# The task
Copy out every line of the records below word for word, omitting the pictures.

* BEGIN Records supplied *

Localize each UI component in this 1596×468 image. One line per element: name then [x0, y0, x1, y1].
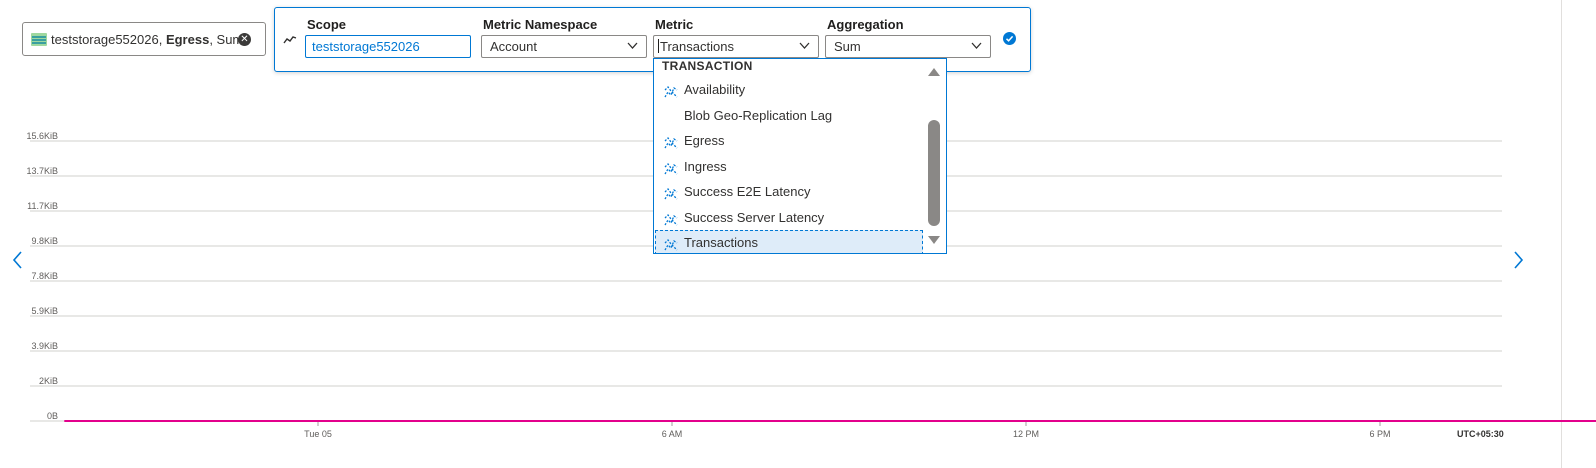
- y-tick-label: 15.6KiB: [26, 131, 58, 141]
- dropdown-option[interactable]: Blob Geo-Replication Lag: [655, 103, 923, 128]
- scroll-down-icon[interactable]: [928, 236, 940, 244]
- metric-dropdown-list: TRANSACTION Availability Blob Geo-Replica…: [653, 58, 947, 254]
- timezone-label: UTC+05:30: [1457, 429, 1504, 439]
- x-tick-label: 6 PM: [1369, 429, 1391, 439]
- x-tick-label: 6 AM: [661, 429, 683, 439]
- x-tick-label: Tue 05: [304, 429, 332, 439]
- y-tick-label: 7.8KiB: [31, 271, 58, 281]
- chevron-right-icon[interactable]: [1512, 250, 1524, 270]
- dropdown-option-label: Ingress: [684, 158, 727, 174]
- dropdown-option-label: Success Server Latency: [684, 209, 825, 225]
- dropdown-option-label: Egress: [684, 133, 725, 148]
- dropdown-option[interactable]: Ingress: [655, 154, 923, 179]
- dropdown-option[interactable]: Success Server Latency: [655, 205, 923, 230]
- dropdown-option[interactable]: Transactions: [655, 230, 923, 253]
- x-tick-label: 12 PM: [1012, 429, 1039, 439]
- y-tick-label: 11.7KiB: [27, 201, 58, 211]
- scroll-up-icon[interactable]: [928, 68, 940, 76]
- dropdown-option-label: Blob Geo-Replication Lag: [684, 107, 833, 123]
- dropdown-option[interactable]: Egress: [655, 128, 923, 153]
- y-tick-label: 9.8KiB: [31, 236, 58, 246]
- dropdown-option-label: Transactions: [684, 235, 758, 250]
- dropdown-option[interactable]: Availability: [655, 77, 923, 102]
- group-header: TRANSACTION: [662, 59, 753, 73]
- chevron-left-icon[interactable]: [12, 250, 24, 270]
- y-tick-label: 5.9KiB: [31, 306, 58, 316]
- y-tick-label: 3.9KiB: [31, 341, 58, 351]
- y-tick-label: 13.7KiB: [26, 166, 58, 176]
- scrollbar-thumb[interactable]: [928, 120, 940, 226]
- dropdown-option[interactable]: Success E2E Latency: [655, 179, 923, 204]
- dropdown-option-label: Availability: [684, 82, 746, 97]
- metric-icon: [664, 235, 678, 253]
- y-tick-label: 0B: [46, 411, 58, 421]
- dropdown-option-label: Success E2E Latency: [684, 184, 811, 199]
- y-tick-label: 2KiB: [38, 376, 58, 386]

* END Records supplied *

# Expected answer
Localize each UI component in this 1596×468 image. One line per element: name then [x0, y0, x1, y1].
- y-tick-label: 15.6KiB: [26, 131, 58, 141]
- dropdown-option[interactable]: Blob Geo-Replication Lag: [655, 103, 923, 128]
- scroll-down-icon[interactable]: [928, 236, 940, 244]
- metric-dropdown-list: TRANSACTION Availability Blob Geo-Replica…: [653, 58, 947, 254]
- timezone-label: UTC+05:30: [1457, 429, 1504, 439]
- x-tick-label: 6 PM: [1369, 429, 1391, 439]
- x-tick-label: 6 AM: [661, 429, 683, 439]
- x-tick-label: Tue 05: [304, 429, 332, 439]
- y-tick-label: 7.8KiB: [31, 271, 58, 281]
- chevron-right-icon[interactable]: [1512, 250, 1524, 270]
- dropdown-option-label: Ingress: [684, 158, 727, 174]
- dropdown-option-label: Success Server Latency: [684, 209, 825, 225]
- dropdown-option-label: Egress: [684, 133, 725, 148]
- dropdown-option[interactable]: Ingress: [655, 154, 923, 179]
- dropdown-option[interactable]: Success Server Latency: [655, 205, 923, 230]
- dropdown-option[interactable]: Transactions: [655, 230, 923, 253]
- x-tick-label: 12 PM: [1012, 429, 1039, 439]
- y-tick-label: 11.7KiB: [27, 201, 58, 211]
- scroll-up-icon[interactable]: [928, 68, 940, 76]
- dropdown-option-label: Blob Geo-Replication Lag: [684, 107, 833, 123]
- dropdown-option[interactable]: Egress: [655, 128, 923, 153]
- y-tick-label: 9.8KiB: [31, 236, 58, 246]
- dropdown-option-label: Transactions: [684, 235, 758, 250]
- dropdown-option[interactable]: Availability: [655, 77, 923, 102]
- group-header: TRANSACTION: [662, 59, 753, 73]
- chevron-left-icon[interactable]: [12, 250, 24, 270]
- y-tick-label: 5.9KiB: [31, 306, 58, 316]
- y-tick-label: 3.9KiB: [31, 341, 58, 351]
- y-tick-label: 13.7KiB: [26, 166, 58, 176]
- scrollbar-thumb[interactable]: [928, 120, 940, 226]
- dropdown-option[interactable]: Success E2E Latency: [655, 179, 923, 204]
- dropdown-option-label: Availability: [684, 82, 746, 97]
- metric-icon: [664, 235, 678, 253]
- y-tick-label: 0B: [46, 411, 58, 421]
- dropdown-option-label: Success E2E Latency: [684, 184, 811, 199]
- y-tick-label: 2KiB: [38, 376, 58, 386]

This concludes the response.